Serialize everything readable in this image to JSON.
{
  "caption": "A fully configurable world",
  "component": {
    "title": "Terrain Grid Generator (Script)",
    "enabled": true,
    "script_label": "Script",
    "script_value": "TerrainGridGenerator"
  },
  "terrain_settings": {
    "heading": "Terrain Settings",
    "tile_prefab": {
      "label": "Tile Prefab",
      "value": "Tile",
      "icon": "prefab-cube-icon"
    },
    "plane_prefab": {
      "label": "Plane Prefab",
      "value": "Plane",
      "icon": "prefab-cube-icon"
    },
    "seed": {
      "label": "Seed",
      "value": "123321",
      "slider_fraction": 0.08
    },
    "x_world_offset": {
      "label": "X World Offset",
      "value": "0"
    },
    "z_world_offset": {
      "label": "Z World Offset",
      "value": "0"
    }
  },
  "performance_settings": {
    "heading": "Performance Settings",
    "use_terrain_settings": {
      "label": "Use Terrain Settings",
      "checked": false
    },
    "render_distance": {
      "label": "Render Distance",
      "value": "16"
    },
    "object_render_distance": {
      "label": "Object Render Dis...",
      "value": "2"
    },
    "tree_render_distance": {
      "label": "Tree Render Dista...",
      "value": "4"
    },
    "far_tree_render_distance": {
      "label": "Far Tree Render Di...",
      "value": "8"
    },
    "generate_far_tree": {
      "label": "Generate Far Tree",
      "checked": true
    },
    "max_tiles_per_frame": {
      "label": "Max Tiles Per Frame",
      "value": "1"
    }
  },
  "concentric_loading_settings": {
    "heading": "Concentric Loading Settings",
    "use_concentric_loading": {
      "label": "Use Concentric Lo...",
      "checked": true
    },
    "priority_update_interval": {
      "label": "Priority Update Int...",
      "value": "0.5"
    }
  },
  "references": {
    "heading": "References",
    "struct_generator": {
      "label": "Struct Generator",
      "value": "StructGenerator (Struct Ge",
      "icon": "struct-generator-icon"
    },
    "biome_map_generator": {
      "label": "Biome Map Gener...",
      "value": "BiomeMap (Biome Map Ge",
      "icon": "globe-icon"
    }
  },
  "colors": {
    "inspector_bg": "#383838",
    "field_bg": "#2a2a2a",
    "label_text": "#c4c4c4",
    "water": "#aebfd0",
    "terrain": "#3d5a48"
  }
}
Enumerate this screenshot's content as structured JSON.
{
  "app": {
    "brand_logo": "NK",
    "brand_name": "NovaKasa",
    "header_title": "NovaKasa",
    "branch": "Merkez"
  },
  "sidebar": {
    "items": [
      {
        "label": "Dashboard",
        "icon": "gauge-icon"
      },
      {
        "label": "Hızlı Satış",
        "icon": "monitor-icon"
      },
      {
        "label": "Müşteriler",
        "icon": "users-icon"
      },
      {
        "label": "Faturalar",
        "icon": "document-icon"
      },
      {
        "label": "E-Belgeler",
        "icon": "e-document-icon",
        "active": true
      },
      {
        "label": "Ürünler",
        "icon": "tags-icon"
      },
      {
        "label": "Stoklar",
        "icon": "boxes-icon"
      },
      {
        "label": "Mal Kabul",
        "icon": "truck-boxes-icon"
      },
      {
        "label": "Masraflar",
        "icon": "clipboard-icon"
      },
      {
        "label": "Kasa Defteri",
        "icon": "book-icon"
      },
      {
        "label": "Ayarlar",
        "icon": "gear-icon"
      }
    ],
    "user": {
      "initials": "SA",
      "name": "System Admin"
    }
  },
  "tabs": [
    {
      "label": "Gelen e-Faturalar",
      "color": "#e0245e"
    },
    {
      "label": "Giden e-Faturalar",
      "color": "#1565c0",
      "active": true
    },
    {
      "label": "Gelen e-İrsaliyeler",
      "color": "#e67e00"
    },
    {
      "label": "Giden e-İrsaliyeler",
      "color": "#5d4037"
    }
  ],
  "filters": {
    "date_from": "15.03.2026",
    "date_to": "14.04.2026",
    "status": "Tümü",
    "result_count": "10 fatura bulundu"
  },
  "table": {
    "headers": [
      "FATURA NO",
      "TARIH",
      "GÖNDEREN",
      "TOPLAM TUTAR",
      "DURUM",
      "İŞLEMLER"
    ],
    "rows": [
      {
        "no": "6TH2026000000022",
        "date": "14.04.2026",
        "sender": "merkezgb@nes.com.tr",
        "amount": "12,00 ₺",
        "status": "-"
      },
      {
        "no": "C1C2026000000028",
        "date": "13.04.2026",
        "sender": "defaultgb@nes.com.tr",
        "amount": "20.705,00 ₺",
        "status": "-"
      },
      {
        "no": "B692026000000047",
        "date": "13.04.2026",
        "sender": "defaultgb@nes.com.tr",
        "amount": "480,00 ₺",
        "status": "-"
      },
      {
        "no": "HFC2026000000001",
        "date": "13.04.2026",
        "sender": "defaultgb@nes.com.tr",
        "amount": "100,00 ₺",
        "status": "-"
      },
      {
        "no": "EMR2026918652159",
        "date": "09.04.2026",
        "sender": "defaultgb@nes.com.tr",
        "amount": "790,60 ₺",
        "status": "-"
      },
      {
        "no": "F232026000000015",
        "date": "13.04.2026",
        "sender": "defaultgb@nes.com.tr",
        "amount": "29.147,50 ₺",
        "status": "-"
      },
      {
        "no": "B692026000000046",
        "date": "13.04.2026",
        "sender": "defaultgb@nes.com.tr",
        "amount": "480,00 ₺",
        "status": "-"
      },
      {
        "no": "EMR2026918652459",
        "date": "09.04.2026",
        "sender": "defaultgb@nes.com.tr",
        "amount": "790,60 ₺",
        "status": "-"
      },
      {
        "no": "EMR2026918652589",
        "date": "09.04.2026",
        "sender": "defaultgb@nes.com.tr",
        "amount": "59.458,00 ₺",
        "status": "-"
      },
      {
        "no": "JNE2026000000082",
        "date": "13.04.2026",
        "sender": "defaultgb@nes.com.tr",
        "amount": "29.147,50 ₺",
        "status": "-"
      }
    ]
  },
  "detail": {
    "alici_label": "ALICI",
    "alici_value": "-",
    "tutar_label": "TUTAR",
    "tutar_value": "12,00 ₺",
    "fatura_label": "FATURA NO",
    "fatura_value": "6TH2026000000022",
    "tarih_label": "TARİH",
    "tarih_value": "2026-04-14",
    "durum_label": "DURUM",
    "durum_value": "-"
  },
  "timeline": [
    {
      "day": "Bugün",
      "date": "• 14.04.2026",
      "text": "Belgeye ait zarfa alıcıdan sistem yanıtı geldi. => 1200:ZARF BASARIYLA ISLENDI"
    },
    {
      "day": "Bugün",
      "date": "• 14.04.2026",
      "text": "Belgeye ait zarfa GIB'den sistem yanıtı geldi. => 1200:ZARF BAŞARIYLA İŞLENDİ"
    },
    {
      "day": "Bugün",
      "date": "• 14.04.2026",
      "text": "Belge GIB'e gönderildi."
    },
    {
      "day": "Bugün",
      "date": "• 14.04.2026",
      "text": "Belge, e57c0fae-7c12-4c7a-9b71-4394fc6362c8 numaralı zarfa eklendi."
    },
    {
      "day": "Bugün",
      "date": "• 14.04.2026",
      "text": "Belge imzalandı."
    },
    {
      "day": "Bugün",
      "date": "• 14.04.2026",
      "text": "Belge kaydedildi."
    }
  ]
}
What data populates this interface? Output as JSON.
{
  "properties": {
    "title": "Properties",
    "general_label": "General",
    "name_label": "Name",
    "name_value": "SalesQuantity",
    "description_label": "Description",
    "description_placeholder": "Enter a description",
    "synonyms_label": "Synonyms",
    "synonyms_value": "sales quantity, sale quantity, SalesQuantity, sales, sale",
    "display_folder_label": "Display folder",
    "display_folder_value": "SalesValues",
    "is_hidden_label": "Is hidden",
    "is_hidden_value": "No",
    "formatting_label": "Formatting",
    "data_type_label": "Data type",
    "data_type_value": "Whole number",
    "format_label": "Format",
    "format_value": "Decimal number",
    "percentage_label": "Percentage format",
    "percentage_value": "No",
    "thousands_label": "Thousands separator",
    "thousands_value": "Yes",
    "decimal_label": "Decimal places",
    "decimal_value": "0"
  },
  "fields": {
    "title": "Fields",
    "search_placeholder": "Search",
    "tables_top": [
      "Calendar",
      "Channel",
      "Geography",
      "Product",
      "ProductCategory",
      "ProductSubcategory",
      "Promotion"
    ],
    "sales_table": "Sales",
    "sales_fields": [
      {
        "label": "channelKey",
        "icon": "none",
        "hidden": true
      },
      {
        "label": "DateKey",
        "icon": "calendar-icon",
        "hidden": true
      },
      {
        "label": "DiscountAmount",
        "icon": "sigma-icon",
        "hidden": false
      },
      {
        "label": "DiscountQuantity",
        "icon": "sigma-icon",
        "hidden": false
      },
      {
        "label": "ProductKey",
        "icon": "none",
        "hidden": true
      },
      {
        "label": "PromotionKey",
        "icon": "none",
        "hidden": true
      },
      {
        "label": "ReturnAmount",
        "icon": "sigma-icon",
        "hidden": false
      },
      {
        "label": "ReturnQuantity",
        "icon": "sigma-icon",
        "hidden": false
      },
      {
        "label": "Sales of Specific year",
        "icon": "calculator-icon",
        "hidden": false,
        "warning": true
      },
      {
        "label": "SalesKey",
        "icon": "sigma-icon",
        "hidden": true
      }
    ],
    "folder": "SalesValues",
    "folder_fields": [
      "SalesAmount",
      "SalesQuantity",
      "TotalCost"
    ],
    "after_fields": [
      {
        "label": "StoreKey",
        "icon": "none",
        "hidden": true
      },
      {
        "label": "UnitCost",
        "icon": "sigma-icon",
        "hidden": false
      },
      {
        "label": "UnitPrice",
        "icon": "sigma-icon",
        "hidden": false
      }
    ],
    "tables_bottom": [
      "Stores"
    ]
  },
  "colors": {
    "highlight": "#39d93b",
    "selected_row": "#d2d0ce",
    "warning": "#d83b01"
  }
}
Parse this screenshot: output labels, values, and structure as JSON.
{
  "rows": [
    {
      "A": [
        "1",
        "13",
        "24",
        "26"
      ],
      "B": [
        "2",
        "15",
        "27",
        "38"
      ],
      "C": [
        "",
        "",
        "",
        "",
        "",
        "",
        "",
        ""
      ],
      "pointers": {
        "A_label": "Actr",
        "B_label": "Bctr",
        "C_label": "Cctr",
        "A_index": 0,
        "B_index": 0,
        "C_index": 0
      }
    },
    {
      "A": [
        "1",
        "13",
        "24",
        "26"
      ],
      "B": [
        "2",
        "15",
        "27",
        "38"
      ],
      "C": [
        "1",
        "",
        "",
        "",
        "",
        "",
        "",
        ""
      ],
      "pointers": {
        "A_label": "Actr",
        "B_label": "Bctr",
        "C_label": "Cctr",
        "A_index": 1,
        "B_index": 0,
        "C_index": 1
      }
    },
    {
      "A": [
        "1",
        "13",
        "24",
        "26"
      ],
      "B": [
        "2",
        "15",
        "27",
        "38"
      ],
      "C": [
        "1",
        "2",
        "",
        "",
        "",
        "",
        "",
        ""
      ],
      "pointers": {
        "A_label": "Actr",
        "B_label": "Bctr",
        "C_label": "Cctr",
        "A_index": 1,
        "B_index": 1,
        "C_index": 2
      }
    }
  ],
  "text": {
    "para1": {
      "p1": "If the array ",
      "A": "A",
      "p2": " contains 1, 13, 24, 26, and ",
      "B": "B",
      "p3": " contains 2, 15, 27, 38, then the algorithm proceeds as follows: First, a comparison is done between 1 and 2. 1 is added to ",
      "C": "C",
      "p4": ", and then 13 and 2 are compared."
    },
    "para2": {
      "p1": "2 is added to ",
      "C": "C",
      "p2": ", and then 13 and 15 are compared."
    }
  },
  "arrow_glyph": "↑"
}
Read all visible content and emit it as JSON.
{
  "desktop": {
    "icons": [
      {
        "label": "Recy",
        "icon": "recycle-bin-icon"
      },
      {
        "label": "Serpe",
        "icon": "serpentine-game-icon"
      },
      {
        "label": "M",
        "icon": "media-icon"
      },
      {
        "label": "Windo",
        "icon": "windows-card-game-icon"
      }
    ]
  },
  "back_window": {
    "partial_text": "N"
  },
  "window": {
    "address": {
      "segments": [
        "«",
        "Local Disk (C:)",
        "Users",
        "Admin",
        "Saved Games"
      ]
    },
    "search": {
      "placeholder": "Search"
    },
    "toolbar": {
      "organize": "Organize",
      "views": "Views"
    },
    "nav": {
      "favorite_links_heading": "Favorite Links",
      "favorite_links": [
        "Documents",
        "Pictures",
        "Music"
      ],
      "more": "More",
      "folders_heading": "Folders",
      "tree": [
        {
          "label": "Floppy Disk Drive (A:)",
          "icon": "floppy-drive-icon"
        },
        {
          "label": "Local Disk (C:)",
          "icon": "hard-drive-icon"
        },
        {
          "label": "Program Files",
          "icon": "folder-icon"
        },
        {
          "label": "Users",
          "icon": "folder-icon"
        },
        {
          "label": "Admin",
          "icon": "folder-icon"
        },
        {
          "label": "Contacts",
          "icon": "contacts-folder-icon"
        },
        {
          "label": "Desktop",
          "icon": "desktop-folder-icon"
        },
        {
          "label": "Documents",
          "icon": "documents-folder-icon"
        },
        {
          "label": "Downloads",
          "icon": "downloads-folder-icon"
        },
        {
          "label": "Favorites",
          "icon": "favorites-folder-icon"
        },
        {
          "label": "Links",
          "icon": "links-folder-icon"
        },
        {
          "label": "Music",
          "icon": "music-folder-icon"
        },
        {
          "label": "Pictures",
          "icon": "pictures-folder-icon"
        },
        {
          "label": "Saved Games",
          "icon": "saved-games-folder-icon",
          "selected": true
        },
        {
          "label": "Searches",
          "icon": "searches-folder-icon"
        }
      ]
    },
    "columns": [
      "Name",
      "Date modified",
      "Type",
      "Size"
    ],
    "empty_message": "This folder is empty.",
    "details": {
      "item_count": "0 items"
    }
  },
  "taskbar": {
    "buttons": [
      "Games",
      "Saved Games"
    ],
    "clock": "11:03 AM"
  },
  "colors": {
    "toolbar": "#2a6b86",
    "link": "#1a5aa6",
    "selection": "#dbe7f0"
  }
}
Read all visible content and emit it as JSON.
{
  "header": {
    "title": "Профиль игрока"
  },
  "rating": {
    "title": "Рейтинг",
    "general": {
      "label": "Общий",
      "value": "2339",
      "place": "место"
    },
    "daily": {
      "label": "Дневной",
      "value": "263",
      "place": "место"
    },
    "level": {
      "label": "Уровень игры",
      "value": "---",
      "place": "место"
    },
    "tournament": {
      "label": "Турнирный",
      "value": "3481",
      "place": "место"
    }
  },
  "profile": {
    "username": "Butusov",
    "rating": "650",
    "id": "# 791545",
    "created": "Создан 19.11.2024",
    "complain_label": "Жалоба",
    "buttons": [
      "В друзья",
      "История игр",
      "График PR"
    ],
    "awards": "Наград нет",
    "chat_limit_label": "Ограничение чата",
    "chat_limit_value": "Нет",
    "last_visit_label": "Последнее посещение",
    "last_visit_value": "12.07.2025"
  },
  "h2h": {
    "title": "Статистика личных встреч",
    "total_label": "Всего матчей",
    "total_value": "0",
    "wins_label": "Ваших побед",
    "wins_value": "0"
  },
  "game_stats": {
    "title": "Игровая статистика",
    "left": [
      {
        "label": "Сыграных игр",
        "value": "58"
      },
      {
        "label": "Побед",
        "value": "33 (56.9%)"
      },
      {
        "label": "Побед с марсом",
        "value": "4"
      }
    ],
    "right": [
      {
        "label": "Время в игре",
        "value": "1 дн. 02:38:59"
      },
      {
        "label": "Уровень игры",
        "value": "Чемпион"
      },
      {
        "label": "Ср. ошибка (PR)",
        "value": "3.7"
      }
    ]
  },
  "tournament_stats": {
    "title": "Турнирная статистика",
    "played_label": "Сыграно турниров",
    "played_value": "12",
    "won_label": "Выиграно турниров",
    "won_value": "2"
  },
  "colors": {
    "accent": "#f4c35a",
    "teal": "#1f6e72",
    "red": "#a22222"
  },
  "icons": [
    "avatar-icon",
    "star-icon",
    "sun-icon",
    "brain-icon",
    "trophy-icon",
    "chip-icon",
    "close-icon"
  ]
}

# # #

Copy out each line in the preceding records that contains "yanıtı".

→ EXERCISE ANSWER
      "text": "Belgeye ait zarfa alıcıdan sistem yanıtı geldi. => 1200:ZARF BASARIYLA ISLENDI"
      "text": "Belgeye ait zarfa GIB'den sistem yanıtı geldi. => 1200:ZARF BAŞARIYLA İŞLENDİ"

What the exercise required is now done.